### [WHAT THIS TASK INVOLVES]
Locate every line in the records below that holds the word "USDC" and return each one.

### [RECORDS TO PROCESS]
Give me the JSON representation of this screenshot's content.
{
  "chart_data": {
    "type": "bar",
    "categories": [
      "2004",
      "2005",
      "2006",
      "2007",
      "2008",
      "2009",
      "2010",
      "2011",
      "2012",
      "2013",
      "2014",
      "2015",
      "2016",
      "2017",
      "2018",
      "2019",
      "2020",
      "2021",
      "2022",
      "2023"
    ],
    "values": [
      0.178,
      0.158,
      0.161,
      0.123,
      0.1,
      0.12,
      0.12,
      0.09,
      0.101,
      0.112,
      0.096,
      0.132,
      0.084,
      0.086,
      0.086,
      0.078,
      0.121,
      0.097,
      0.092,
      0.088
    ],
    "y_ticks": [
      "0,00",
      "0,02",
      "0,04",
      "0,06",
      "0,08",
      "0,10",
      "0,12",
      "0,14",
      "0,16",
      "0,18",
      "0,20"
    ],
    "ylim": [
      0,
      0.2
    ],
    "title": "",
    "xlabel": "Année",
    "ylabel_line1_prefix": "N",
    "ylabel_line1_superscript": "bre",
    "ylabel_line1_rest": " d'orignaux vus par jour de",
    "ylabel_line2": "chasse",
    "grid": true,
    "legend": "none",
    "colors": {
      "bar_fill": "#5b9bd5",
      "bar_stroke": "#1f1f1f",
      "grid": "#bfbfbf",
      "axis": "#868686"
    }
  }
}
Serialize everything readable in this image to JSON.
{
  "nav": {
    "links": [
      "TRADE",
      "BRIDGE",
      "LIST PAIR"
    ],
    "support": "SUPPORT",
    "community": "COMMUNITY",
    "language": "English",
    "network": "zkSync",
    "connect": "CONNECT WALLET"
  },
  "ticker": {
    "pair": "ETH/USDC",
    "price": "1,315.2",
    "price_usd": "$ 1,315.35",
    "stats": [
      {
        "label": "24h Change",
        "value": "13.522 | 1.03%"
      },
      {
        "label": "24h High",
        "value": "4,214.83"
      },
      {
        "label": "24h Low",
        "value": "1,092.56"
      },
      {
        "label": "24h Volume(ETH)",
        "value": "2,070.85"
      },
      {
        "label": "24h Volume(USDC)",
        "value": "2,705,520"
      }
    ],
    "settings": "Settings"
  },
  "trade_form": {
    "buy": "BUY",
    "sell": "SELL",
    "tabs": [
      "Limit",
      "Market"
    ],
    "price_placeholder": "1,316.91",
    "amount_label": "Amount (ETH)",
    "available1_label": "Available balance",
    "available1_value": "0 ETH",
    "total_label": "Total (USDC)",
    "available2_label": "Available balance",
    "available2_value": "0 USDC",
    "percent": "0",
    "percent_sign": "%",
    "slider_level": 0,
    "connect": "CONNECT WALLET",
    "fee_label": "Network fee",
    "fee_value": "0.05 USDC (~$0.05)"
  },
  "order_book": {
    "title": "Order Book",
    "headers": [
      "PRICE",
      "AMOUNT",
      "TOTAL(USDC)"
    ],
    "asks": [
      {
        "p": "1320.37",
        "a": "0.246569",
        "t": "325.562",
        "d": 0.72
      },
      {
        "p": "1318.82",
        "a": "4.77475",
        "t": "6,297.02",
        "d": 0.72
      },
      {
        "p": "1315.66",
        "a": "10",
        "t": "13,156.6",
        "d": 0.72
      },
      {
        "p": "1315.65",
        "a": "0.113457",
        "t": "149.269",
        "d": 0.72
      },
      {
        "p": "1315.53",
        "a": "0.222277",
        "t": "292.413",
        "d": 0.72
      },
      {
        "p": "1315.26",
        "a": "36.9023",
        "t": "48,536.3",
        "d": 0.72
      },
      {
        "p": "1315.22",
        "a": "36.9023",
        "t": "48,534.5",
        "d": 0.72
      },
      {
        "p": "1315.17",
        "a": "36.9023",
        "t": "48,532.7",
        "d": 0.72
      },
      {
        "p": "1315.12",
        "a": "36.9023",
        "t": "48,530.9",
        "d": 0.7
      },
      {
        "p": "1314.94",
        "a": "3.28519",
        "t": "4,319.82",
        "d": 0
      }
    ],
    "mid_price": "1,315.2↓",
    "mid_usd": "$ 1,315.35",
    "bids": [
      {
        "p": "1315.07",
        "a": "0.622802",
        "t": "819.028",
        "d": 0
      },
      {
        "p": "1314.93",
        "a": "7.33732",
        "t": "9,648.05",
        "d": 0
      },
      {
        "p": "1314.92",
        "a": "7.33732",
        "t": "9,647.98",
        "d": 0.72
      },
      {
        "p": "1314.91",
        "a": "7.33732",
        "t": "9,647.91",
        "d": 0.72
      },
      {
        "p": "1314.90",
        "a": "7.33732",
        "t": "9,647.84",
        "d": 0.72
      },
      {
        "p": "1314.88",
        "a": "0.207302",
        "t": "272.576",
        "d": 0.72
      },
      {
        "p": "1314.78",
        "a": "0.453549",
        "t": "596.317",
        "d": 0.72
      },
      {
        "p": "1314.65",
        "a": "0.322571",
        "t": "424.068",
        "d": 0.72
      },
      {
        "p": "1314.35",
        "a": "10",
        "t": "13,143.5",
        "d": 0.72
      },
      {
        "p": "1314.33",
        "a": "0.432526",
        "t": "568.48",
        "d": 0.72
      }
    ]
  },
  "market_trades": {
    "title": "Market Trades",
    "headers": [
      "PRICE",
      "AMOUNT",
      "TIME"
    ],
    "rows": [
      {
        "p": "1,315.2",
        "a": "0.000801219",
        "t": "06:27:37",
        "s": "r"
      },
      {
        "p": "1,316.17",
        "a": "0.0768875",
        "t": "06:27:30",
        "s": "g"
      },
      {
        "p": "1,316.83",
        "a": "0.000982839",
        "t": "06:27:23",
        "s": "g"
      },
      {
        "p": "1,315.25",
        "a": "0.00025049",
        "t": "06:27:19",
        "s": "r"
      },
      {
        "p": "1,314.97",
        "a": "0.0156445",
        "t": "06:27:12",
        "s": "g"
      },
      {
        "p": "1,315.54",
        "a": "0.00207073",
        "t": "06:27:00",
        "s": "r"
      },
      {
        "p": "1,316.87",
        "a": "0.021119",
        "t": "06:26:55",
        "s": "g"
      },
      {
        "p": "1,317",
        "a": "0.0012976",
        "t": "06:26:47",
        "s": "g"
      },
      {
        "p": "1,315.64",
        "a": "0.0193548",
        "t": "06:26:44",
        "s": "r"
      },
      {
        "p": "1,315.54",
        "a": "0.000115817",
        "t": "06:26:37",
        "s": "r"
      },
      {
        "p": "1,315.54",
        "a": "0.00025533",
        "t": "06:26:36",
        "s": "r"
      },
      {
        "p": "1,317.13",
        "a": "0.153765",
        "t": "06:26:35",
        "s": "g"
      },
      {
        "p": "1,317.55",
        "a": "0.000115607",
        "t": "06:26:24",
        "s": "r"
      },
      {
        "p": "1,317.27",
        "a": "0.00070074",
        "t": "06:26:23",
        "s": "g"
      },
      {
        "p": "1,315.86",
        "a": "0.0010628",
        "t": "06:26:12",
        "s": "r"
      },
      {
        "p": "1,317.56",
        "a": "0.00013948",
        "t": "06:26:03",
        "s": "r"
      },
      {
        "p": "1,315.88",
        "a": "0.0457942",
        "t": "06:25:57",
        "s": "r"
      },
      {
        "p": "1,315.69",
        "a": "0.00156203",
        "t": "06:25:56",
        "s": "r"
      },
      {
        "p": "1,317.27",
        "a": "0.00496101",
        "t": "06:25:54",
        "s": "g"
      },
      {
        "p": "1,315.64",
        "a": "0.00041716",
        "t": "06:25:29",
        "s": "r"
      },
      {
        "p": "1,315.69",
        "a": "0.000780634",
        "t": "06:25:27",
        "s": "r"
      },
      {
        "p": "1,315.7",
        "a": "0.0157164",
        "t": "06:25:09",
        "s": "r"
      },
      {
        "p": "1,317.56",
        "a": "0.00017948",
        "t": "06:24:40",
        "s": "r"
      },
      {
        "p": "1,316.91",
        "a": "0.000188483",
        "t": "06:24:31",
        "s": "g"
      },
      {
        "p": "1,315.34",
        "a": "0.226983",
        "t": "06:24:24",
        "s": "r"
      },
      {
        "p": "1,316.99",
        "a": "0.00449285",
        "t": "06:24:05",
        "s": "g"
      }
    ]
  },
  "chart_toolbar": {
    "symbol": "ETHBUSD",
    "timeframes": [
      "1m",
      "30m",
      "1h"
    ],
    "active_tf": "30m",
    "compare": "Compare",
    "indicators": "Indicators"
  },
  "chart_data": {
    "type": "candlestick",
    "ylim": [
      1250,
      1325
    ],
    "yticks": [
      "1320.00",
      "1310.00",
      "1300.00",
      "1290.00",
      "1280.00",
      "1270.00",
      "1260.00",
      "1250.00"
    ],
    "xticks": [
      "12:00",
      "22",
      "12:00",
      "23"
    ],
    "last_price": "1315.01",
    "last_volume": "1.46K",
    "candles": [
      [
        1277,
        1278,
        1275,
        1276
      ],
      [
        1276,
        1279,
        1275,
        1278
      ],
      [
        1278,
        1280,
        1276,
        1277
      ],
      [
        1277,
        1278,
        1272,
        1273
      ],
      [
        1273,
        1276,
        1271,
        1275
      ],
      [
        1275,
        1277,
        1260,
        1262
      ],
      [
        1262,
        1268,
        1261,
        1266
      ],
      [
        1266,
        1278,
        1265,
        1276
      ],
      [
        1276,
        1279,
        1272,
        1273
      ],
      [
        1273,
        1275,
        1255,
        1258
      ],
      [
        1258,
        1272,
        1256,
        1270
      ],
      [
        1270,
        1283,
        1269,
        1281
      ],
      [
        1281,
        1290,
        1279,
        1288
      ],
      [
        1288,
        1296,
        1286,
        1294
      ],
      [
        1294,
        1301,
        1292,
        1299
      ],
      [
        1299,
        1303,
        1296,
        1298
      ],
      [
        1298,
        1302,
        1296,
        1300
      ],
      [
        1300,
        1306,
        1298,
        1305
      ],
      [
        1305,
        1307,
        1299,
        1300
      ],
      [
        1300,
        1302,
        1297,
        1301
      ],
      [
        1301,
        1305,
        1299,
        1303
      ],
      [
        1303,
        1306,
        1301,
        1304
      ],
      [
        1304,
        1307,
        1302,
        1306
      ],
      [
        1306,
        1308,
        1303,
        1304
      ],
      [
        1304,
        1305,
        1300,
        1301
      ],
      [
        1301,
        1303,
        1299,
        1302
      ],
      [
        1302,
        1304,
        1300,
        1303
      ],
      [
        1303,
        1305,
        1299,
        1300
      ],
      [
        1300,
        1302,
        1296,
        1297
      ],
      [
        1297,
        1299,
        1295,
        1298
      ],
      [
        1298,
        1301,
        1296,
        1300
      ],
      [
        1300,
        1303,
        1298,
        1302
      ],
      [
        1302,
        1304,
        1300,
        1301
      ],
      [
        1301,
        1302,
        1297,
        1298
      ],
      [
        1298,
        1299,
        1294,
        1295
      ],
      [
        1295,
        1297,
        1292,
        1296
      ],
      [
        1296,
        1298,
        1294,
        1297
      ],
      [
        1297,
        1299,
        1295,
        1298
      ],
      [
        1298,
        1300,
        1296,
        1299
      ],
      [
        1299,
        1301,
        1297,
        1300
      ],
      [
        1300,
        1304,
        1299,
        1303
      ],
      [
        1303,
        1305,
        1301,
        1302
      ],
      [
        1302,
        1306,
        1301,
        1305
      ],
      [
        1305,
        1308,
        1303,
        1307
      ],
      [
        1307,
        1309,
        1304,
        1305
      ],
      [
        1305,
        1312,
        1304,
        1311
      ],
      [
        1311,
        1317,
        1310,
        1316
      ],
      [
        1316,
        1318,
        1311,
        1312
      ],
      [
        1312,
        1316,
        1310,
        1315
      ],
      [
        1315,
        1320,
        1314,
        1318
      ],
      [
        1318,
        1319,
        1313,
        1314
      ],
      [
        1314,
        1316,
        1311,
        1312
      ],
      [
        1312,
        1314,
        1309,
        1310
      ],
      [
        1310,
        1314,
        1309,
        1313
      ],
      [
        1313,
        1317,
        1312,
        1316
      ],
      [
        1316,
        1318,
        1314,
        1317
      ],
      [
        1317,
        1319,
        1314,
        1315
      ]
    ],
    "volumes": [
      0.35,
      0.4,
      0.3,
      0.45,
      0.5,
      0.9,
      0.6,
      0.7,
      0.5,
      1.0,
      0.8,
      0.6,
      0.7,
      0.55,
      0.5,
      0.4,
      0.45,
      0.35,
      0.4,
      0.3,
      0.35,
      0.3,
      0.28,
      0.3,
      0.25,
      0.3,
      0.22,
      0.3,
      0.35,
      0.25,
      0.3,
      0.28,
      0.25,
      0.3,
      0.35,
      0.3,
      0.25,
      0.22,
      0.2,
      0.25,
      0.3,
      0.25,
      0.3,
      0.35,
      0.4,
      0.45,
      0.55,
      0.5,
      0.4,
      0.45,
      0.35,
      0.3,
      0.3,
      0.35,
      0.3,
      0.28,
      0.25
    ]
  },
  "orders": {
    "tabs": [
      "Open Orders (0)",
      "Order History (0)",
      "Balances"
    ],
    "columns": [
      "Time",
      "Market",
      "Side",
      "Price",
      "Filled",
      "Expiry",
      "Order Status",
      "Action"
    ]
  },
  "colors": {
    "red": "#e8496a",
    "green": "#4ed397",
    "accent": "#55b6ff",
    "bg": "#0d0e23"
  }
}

### [FINISHED EXERCISE]
    "pair": "ETH/USDC",
        "label": "24h Volume(USDC)",
    "total_label": "Total (USDC)",
    "available2_value": "0 USDC",
    "fee_value": "0.05 USDC (~$0.05)"
      "TOTAL(USDC)"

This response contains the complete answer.